▶ Exercise objective:
In the records below, pick out all lines containing the word "home".

══ Records

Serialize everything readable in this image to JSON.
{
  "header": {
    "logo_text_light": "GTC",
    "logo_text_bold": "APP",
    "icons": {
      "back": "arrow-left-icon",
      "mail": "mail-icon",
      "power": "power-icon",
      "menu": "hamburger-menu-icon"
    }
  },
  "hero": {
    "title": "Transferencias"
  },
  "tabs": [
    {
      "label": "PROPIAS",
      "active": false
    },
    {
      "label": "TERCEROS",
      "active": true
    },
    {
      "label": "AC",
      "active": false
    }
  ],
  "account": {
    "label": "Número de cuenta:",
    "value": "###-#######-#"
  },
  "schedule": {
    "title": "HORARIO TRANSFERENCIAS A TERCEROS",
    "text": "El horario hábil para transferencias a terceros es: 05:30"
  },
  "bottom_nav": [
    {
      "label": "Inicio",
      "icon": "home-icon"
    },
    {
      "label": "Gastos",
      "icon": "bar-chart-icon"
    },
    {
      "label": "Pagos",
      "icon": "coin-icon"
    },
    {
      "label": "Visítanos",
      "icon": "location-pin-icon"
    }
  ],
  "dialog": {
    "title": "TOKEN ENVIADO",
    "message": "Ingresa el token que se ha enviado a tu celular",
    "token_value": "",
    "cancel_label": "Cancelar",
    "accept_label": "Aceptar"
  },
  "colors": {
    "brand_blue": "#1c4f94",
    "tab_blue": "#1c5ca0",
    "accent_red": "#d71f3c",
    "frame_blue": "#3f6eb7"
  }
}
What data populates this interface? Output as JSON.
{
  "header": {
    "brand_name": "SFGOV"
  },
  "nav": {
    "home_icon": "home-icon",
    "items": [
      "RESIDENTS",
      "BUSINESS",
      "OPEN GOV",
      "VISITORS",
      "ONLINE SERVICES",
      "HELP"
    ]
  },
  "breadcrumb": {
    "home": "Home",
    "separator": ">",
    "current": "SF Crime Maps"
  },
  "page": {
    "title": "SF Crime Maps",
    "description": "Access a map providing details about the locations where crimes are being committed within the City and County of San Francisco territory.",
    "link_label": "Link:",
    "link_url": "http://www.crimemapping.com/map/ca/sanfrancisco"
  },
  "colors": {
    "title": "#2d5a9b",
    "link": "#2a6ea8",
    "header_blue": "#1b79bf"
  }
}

════

▶ Result for this task:
      "icon": "home-icon"
    "home_icon": "home-icon",
    "home": "Home",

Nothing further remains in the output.